▶ [Rows from a dataset]

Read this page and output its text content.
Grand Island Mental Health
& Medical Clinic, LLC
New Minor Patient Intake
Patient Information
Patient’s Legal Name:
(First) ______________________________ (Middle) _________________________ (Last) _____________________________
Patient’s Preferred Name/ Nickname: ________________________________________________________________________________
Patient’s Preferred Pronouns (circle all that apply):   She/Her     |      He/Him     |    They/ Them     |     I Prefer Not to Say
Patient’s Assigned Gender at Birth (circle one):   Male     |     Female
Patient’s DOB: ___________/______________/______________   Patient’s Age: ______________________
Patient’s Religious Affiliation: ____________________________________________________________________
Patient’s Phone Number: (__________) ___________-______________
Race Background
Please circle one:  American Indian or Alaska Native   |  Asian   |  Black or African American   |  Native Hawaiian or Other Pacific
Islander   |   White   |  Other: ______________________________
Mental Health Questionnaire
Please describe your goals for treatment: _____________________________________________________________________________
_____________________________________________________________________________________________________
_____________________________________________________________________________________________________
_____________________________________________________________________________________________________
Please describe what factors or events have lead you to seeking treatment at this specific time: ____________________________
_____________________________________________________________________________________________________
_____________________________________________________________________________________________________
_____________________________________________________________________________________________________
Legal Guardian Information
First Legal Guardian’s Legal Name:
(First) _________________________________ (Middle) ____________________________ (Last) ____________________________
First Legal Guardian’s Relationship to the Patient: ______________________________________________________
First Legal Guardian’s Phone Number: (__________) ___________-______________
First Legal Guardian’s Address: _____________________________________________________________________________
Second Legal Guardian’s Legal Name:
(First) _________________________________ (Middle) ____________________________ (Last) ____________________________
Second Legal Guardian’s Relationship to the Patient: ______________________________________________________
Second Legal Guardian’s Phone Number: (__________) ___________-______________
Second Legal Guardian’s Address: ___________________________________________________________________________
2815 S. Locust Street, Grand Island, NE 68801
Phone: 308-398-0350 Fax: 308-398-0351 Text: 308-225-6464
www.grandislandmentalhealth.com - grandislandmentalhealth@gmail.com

▶ [What you should do] Going through the entries above, tally each line that has the word "Patient". Answer with the number only.

▶ [Answer to this task] 11